▶ _Task objective_:
Copy out the whole listing exactly as written, leaving the pictures behind.

Items from a dataset:
* * * *

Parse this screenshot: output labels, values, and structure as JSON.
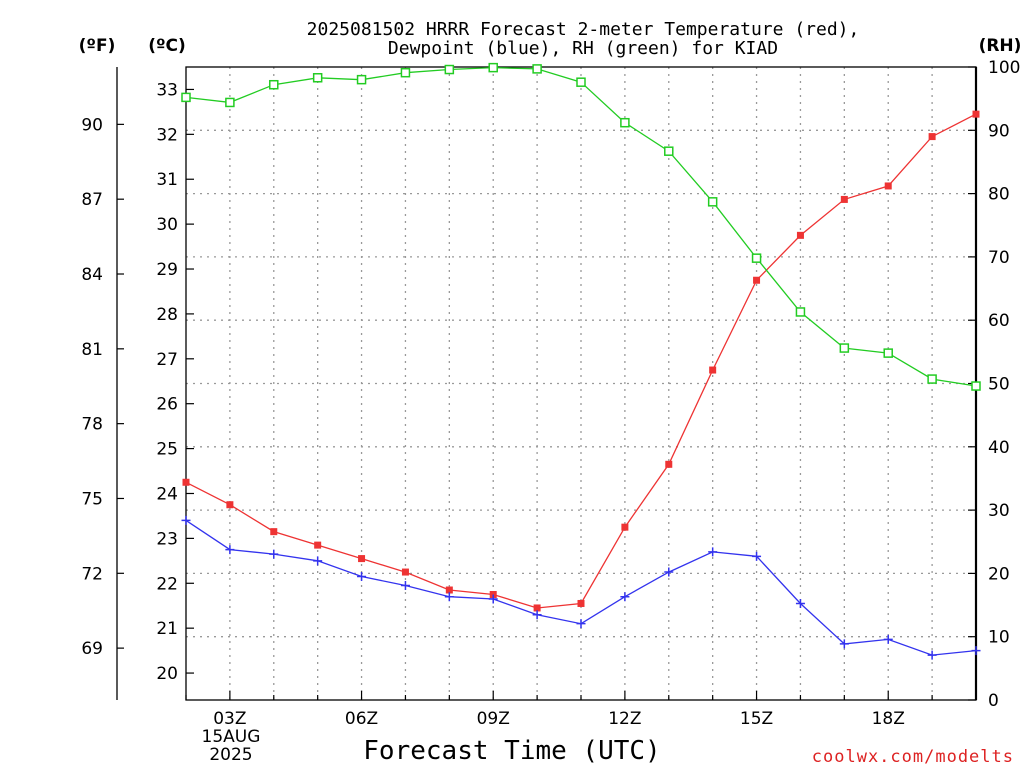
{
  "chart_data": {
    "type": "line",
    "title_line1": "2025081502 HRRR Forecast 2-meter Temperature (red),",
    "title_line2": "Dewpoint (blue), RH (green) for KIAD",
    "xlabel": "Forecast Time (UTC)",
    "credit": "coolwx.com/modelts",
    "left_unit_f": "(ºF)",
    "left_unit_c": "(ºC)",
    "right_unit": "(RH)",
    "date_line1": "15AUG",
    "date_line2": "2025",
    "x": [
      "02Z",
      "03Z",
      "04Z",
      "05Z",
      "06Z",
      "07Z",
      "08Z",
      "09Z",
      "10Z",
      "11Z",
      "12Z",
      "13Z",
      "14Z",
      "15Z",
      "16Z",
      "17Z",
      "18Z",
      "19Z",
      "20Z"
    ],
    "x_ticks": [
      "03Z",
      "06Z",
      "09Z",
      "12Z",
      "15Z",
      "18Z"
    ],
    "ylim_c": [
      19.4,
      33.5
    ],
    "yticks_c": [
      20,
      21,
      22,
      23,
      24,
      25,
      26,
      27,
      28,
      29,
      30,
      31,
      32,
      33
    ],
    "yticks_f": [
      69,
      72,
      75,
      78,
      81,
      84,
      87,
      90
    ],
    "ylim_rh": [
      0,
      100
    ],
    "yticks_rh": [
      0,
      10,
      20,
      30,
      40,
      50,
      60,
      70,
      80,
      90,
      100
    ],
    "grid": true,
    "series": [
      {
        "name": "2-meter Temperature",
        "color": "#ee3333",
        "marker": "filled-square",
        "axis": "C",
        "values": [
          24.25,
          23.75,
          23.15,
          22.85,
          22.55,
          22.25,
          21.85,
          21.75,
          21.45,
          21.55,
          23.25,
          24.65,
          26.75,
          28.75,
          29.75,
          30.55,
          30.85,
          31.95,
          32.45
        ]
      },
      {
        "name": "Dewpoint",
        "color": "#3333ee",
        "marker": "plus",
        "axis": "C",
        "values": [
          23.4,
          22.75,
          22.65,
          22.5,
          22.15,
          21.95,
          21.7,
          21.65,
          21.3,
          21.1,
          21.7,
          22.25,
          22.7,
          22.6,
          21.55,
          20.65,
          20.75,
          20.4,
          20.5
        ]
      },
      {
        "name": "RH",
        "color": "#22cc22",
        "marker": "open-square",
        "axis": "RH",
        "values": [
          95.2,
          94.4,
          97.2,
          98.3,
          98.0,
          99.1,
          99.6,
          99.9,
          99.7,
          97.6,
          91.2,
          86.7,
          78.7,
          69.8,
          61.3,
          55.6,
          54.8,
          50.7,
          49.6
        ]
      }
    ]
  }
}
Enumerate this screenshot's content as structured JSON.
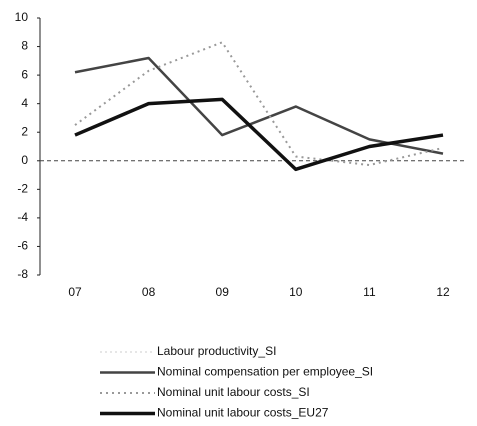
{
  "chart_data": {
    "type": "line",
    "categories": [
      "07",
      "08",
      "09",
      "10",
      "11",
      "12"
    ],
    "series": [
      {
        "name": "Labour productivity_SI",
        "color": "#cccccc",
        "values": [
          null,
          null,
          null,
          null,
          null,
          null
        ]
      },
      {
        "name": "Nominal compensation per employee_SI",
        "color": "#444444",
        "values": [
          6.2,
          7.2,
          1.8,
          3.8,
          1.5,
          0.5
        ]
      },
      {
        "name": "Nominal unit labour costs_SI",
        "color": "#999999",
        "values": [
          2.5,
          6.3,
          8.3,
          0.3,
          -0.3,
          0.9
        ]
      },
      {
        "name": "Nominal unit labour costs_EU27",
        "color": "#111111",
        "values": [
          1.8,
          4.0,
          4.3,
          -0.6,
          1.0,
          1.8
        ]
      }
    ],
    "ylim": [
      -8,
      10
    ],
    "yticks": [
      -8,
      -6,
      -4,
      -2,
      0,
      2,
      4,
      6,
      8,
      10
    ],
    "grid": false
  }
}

* * * *

▶ _Response to this exercise_:
Parse this screenshot: output labels, values, and structure as JSON.
{
  "chart_data": {
    "type": "line",
    "title_line1": "2025081502 HRRR Forecast 2-meter Temperature (red),",
    "title_line2": "Dewpoint (blue), RH (green) for KIAD",
    "xlabel": "Forecast Time (UTC)",
    "credit": "coolwx.com/modelts",
    "left_unit_f": "(ºF)",
    "left_unit_c": "(ºC)",
    "right_unit": "(RH)",
    "date_line1": "15AUG",
    "date_line2": "2025",
    "x": [
      "02Z",
      "03Z",
      "04Z",
      "05Z",
      "06Z",
      "07Z",
      "08Z",
      "09Z",
      "10Z",
      "11Z",
      "12Z",
      "13Z",
      "14Z",
      "15Z",
      "16Z",
      "17Z",
      "18Z",
      "19Z",
      "20Z"
    ],
    "x_ticks": [
      "03Z",
      "06Z",
      "09Z",
      "12Z",
      "15Z",
      "18Z"
    ],
    "ylim_c": [
      19.4,
      33.5
    ],
    "yticks_c": [
      20,
      21,
      22,
      23,
      24,
      25,
      26,
      27,
      28,
      29,
      30,
      31,
      32,
      33
    ],
    "yticks_f": [
      69,
      72,
      75,
      78,
      81,
      84,
      87,
      90
    ],
    "ylim_rh": [
      0,
      100
    ],
    "yticks_rh": [
      0,
      10,
      20,
      30,
      40,
      50,
      60,
      70,
      80,
      90,
      100
    ],
    "grid": true,
    "series": [
      {
        "name": "2-meter Temperature",
        "color": "#ee3333",
        "marker": "filled-square",
        "axis": "C",
        "values": [
          24.25,
          23.75,
          23.15,
          22.85,
          22.55,
          22.25,
          21.85,
          21.75,
          21.45,
          21.55,
          23.25,
          24.65,
          26.75,
          28.75,
          29.75,
          30.55,
          30.85,
          31.95,
          32.45
        ]
      },
      {
        "name": "Dewpoint",
        "color": "#3333ee",
        "marker": "plus",
        "axis": "C",
        "values": [
          23.4,
          22.75,
          22.65,
          22.5,
          22.15,
          21.95,
          21.7,
          21.65,
          21.3,
          21.1,
          21.7,
          22.25,
          22.7,
          22.6,
          21.55,
          20.65,
          20.75,
          20.4,
          20.5
        ]
      },
      {
        "name": "RH",
        "color": "#22cc22",
        "marker": "open-square",
        "axis": "RH",
        "values": [
          95.2,
          94.4,
          97.2,
          98.3,
          98.0,
          99.1,
          99.6,
          99.9,
          99.7,
          97.6,
          91.2,
          86.7,
          78.7,
          69.8,
          61.3,
          55.6,
          54.8,
          50.7,
          49.6
        ]
      }
    ]
  }
}
Enumerate this screenshot's content as structured JSON.
{
  "chart_data": {
    "type": "line",
    "categories": [
      "07",
      "08",
      "09",
      "10",
      "11",
      "12"
    ],
    "series": [
      {
        "name": "Labour productivity_SI",
        "color": "#cccccc",
        "values": [
          null,
          null,
          null,
          null,
          null,
          null
        ]
      },
      {
        "name": "Nominal compensation per employee_SI",
        "color": "#444444",
        "values": [
          6.2,
          7.2,
          1.8,
          3.8,
          1.5,
          0.5
        ]
      },
      {
        "name": "Nominal unit labour costs_SI",
        "color": "#999999",
        "values": [
          2.5,
          6.3,
          8.3,
          0.3,
          -0.3,
          0.9
        ]
      },
      {
        "name": "Nominal unit labour costs_EU27",
        "color": "#111111",
        "values": [
          1.8,
          4.0,
          4.3,
          -0.6,
          1.0,
          1.8
        ]
      }
    ],
    "ylim": [
      -8,
      10
    ],
    "yticks": [
      -8,
      -6,
      -4,
      -2,
      0,
      2,
      4,
      6,
      8,
      10
    ],
    "grid": false
  }
}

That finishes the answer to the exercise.